═════ Given information

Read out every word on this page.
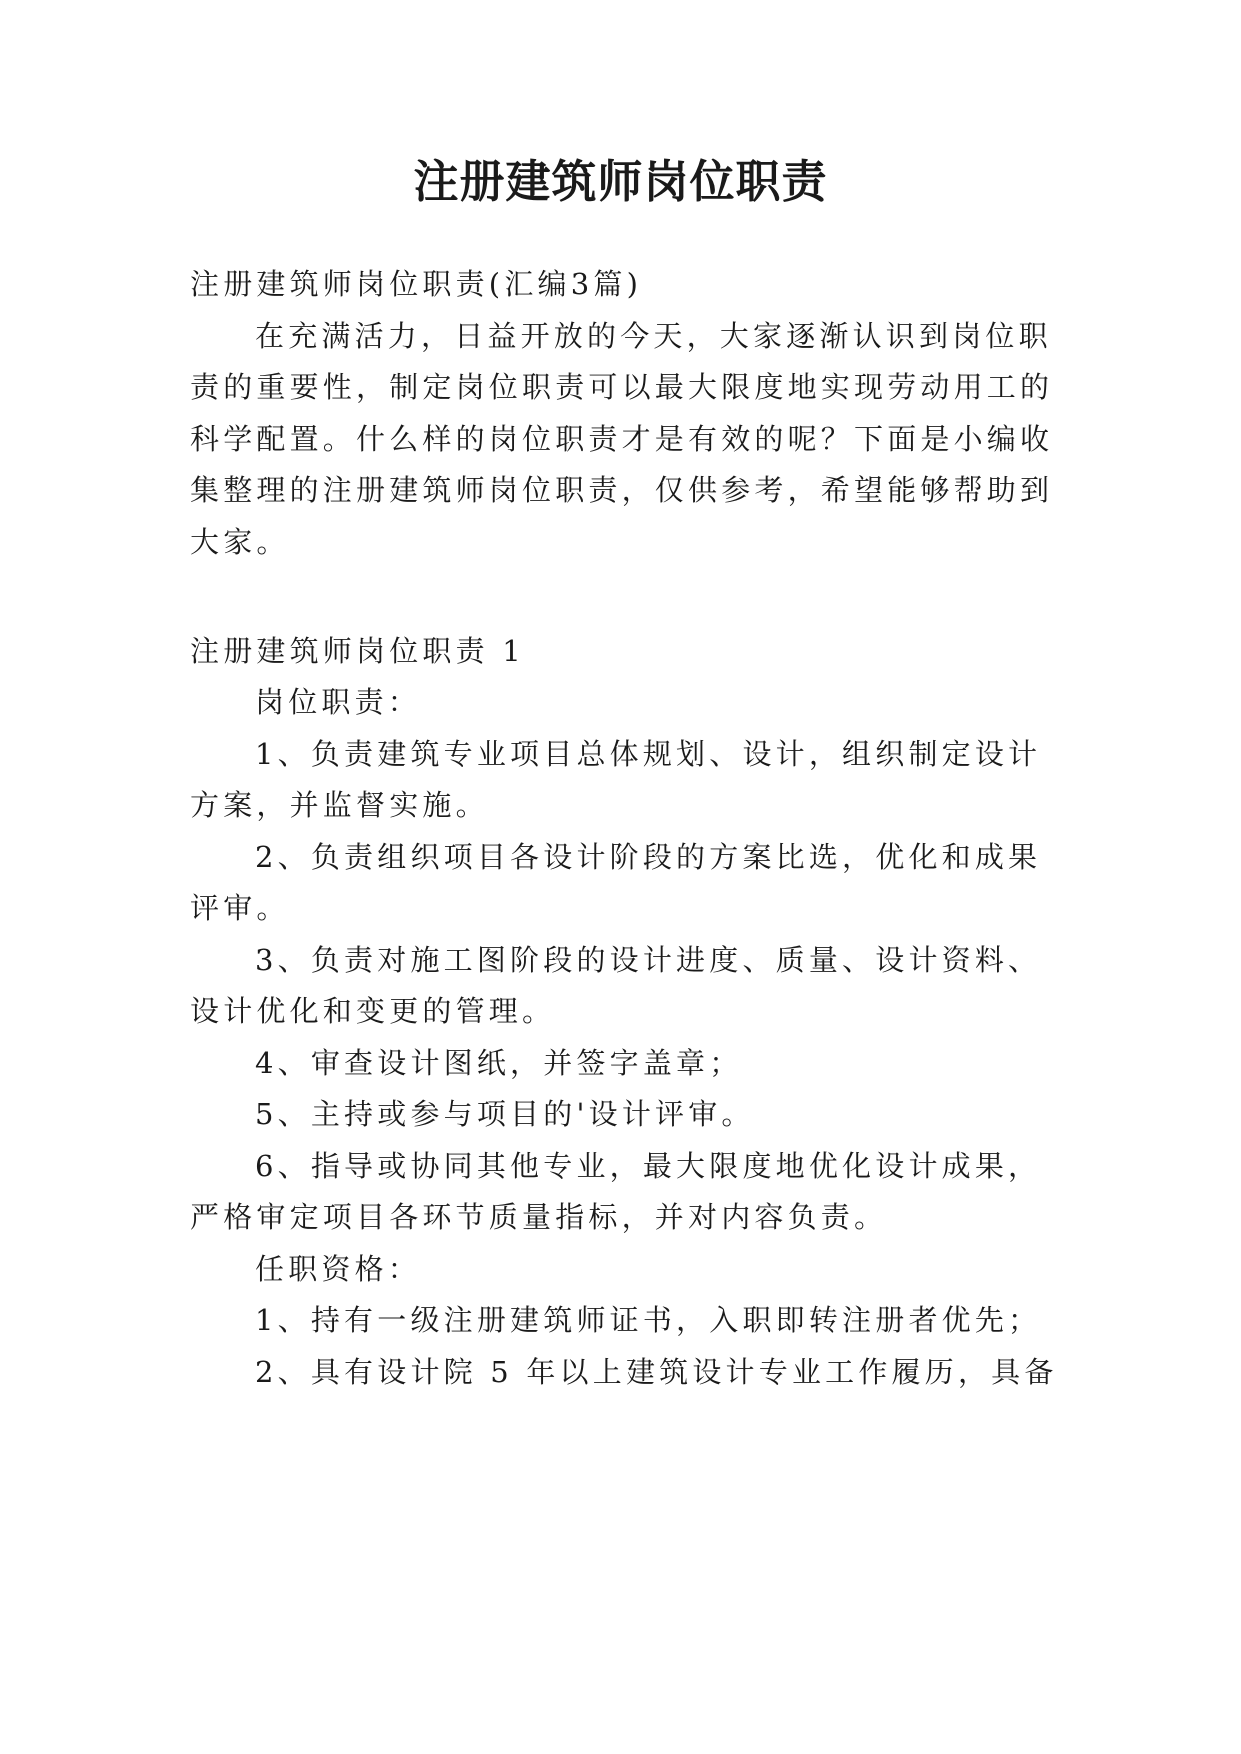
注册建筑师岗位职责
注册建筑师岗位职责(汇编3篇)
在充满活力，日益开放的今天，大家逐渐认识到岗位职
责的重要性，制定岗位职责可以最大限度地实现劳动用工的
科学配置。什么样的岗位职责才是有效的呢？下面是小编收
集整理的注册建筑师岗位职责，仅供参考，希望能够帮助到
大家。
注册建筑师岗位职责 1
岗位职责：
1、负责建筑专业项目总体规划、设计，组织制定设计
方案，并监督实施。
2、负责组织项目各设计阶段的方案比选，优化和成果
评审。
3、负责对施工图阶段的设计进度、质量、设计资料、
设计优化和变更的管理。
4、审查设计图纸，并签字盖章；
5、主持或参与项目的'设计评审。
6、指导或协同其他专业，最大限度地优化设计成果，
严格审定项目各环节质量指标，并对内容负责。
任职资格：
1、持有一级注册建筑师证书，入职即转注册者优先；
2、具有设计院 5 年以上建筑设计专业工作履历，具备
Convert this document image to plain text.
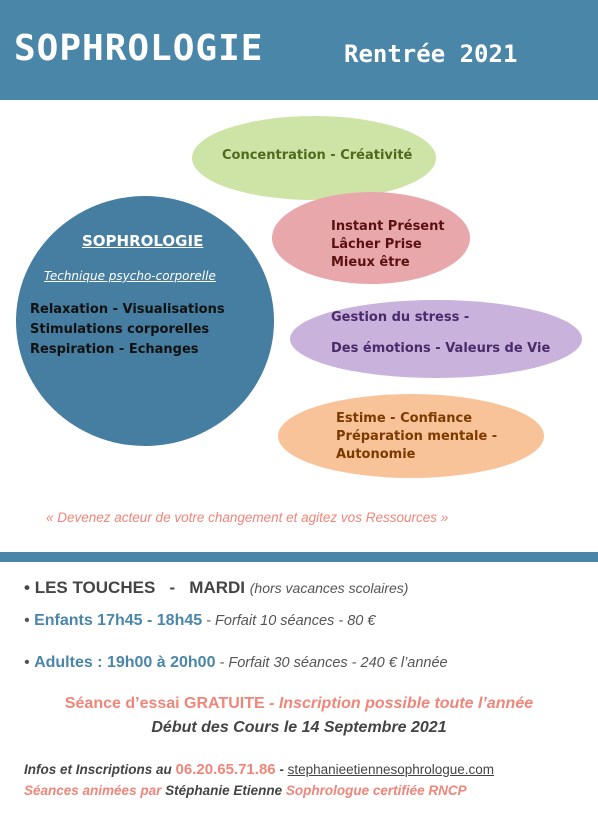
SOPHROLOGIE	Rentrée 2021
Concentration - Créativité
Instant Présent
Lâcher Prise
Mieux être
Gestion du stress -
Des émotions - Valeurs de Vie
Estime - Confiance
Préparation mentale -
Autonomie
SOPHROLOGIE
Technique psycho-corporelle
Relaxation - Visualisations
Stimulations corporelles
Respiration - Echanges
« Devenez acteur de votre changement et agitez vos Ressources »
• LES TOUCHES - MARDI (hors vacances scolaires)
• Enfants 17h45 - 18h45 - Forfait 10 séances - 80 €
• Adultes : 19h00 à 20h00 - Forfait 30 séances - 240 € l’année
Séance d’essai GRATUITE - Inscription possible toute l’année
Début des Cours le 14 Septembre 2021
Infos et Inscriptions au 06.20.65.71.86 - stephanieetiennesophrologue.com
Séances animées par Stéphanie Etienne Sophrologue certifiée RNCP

══════════

▶ Short task
Find every line that holds "année" and copy it.

▶ Output of the exercise
• Adultes : 19h00 à 20h00 - Forfait 30 séances - 240 € l’année
Séance d’essai GRATUITE - Inscription possible toute l’année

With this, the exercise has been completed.